Work required
Report, word for word, every line of the material that contains "bent".

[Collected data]
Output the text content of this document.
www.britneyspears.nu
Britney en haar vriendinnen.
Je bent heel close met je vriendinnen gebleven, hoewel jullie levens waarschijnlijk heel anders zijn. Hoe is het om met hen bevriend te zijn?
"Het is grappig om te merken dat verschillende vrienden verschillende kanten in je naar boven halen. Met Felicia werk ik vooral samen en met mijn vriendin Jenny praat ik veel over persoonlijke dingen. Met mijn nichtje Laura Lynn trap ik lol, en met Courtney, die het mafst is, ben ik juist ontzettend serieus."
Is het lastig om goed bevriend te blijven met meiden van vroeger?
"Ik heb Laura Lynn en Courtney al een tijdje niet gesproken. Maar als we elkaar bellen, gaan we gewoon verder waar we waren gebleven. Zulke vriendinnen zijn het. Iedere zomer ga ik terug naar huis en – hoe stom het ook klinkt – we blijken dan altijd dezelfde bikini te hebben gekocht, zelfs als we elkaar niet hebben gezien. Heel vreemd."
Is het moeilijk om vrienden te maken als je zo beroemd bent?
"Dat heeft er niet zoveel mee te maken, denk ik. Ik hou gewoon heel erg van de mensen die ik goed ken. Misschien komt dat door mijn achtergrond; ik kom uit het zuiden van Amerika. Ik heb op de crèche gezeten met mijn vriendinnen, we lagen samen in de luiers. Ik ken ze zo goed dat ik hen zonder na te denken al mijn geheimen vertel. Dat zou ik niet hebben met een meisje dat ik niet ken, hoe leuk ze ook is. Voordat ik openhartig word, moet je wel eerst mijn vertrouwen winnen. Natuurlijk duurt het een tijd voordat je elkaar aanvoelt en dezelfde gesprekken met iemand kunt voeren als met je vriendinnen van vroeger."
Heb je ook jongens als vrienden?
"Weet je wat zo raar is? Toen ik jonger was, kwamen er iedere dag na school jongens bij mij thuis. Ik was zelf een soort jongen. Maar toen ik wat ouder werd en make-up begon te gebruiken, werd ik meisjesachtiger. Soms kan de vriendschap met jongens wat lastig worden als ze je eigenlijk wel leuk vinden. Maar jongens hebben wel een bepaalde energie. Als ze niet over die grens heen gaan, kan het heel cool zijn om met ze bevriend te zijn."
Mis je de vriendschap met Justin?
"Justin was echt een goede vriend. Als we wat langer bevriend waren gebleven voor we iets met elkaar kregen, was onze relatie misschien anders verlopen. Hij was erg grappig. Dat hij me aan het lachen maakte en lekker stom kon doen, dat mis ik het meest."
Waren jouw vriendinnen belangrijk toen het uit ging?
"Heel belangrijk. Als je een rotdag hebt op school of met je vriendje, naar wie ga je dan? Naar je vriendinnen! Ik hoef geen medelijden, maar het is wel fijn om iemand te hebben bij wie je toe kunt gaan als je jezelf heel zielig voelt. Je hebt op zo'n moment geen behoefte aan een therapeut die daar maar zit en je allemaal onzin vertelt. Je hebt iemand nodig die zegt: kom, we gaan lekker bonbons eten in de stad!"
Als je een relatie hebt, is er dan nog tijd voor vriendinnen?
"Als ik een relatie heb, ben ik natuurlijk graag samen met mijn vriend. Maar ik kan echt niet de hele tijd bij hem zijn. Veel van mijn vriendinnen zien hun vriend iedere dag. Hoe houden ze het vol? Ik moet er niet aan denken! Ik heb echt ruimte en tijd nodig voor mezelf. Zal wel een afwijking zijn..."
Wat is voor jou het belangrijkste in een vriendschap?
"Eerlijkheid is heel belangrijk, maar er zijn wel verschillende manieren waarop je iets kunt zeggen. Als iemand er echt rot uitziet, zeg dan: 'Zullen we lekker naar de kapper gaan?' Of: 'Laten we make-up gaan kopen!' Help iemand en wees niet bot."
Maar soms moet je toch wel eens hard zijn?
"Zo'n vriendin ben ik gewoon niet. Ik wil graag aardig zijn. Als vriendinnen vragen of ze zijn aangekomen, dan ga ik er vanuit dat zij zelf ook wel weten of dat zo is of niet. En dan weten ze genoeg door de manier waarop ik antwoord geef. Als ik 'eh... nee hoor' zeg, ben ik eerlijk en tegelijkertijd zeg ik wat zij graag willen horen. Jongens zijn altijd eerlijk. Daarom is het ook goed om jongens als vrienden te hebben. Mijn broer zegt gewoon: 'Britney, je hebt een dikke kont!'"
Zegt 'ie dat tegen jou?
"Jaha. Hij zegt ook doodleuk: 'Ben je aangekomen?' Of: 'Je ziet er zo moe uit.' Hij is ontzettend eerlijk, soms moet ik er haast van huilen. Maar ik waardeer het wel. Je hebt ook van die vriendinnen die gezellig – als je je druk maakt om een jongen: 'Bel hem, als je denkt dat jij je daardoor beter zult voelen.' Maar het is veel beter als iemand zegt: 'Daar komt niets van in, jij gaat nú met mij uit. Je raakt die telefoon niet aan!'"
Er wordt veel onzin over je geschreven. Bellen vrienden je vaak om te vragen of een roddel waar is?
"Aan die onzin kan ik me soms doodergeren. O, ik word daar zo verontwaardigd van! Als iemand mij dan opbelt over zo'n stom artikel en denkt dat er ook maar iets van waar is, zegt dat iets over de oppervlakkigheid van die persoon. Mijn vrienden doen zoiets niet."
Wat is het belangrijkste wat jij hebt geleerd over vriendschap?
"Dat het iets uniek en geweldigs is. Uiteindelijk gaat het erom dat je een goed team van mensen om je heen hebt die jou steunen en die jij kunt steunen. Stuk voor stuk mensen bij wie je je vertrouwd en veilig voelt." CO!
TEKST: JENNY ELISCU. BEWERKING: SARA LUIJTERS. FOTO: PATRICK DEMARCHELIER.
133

Finished answer
Je bent heel close met je vriendinnen gebleven, hoewel jullie levens waarschijnlijk heel anders zijn. Hoe is het om met hen bevriend te zijn?
Is het moeilijk om vrienden te maken als je zo beroemd bent?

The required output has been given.